• **WORK TO BE COMPLETED**
Reproduce the data that follows in its entirety, character for character.

• **INFORMATION PROVIDED**
§
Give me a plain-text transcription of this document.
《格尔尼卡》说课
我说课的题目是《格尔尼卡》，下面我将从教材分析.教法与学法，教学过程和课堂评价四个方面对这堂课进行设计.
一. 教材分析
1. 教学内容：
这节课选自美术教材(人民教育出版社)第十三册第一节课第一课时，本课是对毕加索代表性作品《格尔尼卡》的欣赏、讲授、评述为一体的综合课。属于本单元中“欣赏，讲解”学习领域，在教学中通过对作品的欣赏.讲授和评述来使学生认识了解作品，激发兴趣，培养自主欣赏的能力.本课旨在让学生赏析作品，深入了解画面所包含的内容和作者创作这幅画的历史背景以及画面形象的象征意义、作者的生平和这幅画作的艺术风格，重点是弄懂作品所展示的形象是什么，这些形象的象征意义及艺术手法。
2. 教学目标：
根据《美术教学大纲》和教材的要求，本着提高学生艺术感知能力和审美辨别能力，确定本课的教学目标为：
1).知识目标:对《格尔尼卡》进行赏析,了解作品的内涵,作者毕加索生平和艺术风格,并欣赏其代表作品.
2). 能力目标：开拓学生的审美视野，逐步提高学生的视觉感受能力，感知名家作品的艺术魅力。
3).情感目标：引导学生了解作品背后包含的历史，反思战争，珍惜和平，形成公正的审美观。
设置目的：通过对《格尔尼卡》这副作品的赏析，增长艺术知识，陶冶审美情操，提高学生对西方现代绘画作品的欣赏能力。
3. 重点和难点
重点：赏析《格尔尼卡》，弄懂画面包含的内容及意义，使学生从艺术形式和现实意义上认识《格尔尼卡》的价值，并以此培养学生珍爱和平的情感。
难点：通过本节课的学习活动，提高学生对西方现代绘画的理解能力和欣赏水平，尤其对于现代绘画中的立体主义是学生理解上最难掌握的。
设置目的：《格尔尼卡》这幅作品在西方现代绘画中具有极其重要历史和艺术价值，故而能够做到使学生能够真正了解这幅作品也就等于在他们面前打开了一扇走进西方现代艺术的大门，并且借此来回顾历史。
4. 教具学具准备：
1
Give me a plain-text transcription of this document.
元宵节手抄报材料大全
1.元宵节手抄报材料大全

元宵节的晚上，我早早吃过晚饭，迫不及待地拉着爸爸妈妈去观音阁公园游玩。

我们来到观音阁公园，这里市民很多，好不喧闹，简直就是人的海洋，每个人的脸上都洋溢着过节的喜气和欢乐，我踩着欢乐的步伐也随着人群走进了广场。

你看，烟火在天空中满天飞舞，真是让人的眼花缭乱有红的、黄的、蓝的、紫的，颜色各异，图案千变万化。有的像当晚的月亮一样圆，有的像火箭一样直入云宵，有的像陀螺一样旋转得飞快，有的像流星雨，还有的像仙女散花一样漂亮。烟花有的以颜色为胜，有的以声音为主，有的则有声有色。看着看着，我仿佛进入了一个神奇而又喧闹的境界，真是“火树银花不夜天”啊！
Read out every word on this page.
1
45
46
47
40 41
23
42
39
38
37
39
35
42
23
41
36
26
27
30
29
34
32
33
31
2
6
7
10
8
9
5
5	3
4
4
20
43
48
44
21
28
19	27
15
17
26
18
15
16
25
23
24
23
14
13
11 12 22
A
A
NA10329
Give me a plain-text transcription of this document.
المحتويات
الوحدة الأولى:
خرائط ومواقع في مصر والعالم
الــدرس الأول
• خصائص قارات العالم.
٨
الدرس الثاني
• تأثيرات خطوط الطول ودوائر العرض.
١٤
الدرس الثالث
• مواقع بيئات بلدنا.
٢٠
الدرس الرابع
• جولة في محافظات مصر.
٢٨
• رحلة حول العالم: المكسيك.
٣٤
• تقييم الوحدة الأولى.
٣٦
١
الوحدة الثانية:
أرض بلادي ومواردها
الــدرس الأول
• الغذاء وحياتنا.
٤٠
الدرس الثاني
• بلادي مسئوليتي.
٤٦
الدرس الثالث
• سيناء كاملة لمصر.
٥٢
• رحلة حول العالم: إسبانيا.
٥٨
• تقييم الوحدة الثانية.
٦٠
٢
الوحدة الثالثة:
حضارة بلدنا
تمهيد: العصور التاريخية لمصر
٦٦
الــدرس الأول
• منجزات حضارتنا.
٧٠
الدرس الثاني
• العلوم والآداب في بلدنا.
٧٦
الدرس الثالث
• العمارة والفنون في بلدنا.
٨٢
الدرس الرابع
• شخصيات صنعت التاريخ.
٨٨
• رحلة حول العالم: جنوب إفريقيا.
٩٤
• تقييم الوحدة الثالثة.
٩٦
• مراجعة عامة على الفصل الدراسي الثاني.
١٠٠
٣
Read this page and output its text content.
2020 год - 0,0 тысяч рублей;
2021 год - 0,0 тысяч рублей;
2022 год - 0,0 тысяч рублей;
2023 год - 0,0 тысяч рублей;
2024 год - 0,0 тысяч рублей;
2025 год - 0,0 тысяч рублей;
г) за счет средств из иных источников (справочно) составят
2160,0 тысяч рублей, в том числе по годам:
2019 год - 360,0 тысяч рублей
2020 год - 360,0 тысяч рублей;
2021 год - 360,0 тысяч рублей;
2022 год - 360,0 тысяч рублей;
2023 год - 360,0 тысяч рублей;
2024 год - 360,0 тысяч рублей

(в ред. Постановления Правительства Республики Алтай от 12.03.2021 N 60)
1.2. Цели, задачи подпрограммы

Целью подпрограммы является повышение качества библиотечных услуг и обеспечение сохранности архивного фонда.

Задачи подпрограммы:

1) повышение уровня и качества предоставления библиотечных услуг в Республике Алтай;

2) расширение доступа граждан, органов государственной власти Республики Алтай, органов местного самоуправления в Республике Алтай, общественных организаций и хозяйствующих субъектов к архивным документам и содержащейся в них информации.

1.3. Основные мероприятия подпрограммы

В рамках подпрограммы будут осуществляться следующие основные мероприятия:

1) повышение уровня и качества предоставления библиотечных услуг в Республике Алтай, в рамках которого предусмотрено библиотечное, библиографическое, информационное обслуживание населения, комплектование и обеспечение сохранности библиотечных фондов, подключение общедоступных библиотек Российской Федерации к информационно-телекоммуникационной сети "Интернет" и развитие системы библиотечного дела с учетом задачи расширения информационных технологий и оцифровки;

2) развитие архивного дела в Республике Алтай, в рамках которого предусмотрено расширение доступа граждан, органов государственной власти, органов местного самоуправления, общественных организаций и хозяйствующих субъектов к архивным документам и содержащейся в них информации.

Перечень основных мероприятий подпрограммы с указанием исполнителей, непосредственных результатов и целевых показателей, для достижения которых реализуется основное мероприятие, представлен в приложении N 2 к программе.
§
• **RESPONSE TO THIS EXERCISE**
Give me a plain-text transcription of this document.
《格尔尼卡》说课
我说课的题目是《格尔尼卡》，下面我将从教材分析.教法与学法，教学过程和课堂评价四个方面对这堂课进行设计.
一. 教材分析
1. 教学内容：
这节课选自美术教材(人民教育出版社)第十三册第一节课第一课时，本课是对毕加索代表性作品《格尔尼卡》的欣赏、讲授、评述为一体的综合课。属于本单元中“欣赏，讲解”学习领域，在教学中通过对作品的欣赏.讲授和评述来使学生认识了解作品，激发兴趣，培养自主欣赏的能力.本课旨在让学生赏析作品，深入了解画面所包含的内容和作者创作这幅画的历史背景以及画面形象的象征意义、作者的生平和这幅画作的艺术风格，重点是弄懂作品所展示的形象是什么，这些形象的象征意义及艺术手法。
2. 教学目标：
根据《美术教学大纲》和教材的要求，本着提高学生艺术感知能力和审美辨别能力，确定本课的教学目标为：
1).知识目标:对《格尔尼卡》进行赏析,了解作品的内涵,作者毕加索生平和艺术风格,并欣赏其代表作品.
2). 能力目标：开拓学生的审美视野，逐步提高学生的视觉感受能力，感知名家作品的艺术魅力。
3).情感目标：引导学生了解作品背后包含的历史，反思战争，珍惜和平，形成公正的审美观。
设置目的：通过对《格尔尼卡》这副作品的赏析，增长艺术知识，陶冶审美情操，提高学生对西方现代绘画作品的欣赏能力。
3. 重点和难点
重点：赏析《格尔尼卡》，弄懂画面包含的内容及意义，使学生从艺术形式和现实意义上认识《格尔尼卡》的价值，并以此培养学生珍爱和平的情感。
难点：通过本节课的学习活动，提高学生对西方现代绘画的理解能力和欣赏水平，尤其对于现代绘画中的立体主义是学生理解上最难掌握的。
设置目的：《格尔尼卡》这幅作品在西方现代绘画中具有极其重要历史和艺术价值，故而能够做到使学生能够真正了解这幅作品也就等于在他们面前打开了一扇走进西方现代艺术的大门，并且借此来回顾历史。
4. 教具学具准备：
1
Give me a plain-text transcription of this document.
元宵节手抄报材料大全
1.元宵节手抄报材料大全

元宵节的晚上，我早早吃过晚饭，迫不及待地拉着爸爸妈妈去观音阁公园游玩。

我们来到观音阁公园，这里市民很多，好不喧闹，简直就是人的海洋，每个人的脸上都洋溢着过节的喜气和欢乐，我踩着欢乐的步伐也随着人群走进了广场。

你看，烟火在天空中满天飞舞，真是让人的眼花缭乱有红的、黄的、蓝的、紫的，颜色各异，图案千变万化。有的像当晚的月亮一样圆，有的像火箭一样直入云宵，有的像陀螺一样旋转得飞快，有的像流星雨，还有的像仙女散花一样漂亮。烟花有的以颜色为胜，有的以声音为主，有的则有声有色。看着看着，我仿佛进入了一个神奇而又喧闹的境界，真是“火树银花不夜天”啊！
Read out every word on this page.
1
45
46
47
40 41
23
42
39
38
37
39
35
42
23
41
36
26
27
30
29
34
32
33
31
2
6
7
10
8
9
5
5	3
4
4
20
43
48
44
21
28
19	27
15
17
26
18
15
16
25
23
24
23
14
13
11 12 22
A
A
NA10329
Give me a plain-text transcription of this document.
المحتويات
الوحدة الأولى:
خرائط ومواقع في مصر والعالم
الــدرس الأول
• خصائص قارات العالم.
٨
الدرس الثاني
• تأثيرات خطوط الطول ودوائر العرض.
١٤
الدرس الثالث
• مواقع بيئات بلدنا.
٢٠
الدرس الرابع
• جولة في محافظات مصر.
٢٨
• رحلة حول العالم: المكسيك.
٣٤
• تقييم الوحدة الأولى.
٣٦
١
الوحدة الثانية:
أرض بلادي ومواردها
الــدرس الأول
• الغذاء وحياتنا.
٤٠
الدرس الثاني
• بلادي مسئوليتي.
٤٦
الدرس الثالث
• سيناء كاملة لمصر.
٥٢
• رحلة حول العالم: إسبانيا.
٥٨
• تقييم الوحدة الثانية.
٦٠
٢
الوحدة الثالثة:
حضارة بلدنا
تمهيد: العصور التاريخية لمصر
٦٦
الــدرس الأول
• منجزات حضارتنا.
٧٠
الدرس الثاني
• العلوم والآداب في بلدنا.
٧٦
الدرس الثالث
• العمارة والفنون في بلدنا.
٨٢
الدرس الرابع
• شخصيات صنعت التاريخ.
٨٨
• رحلة حول العالم: جنوب إفريقيا.
٩٤
• تقييم الوحدة الثالثة.
٩٦
• مراجعة عامة على الفصل الدراسي الثاني.
١٠٠
٣
Read this page and output its text content.
2020 год - 0,0 тысяч рублей;
2021 год - 0,0 тысяч рублей;
2022 год - 0,0 тысяч рублей;
2023 год - 0,0 тысяч рублей;
2024 год - 0,0 тысяч рублей;
2025 год - 0,0 тысяч рублей;
г) за счет средств из иных источников (справочно) составят
2160,0 тысяч рублей, в том числе по годам:
2019 год - 360,0 тысяч рублей
2020 год - 360,0 тысяч рублей;
2021 год - 360,0 тысяч рублей;
2022 год - 360,0 тысяч рублей;
2023 год - 360,0 тысяч рублей;
2024 год - 360,0 тысяч рублей

(в ред. Постановления Правительства Республики Алтай от 12.03.2021 N 60)
1.2. Цели, задачи подпрограммы

Целью подпрограммы является повышение качества библиотечных услуг и обеспечение сохранности архивного фонда.

Задачи подпрограммы:

1) повышение уровня и качества предоставления библиотечных услуг в Республике Алтай;

2) расширение доступа граждан, органов государственной власти Республики Алтай, органов местного самоуправления в Республике Алтай, общественных организаций и хозяйствующих субъектов к архивным документам и содержащейся в них информации.

1.3. Основные мероприятия подпрограммы

В рамках подпрограммы будут осуществляться следующие основные мероприятия:

1) повышение уровня и качества предоставления библиотечных услуг в Республике Алтай, в рамках которого предусмотрено библиотечное, библиографическое, информационное обслуживание населения, комплектование и обеспечение сохранности библиотечных фондов, подключение общедоступных библиотек Российской Федерации к информационно-телекоммуникационной сети "Интернет" и развитие системы библиотечного дела с учетом задачи расширения информационных технологий и оцифровки;

2) развитие архивного дела в Республике Алтай, в рамках которого предусмотрено расширение доступа граждан, органов государственной власти, органов местного самоуправления, общественных организаций и хозяйствующих субъектов к архивным документам и содержащейся в них информации.

Перечень основных мероприятий подпрограммы с указанием исполнителей, непосредственных результатов и целевых показателей, для достижения которых реализуется основное мероприятие, представлен в приложении N 2 к программе.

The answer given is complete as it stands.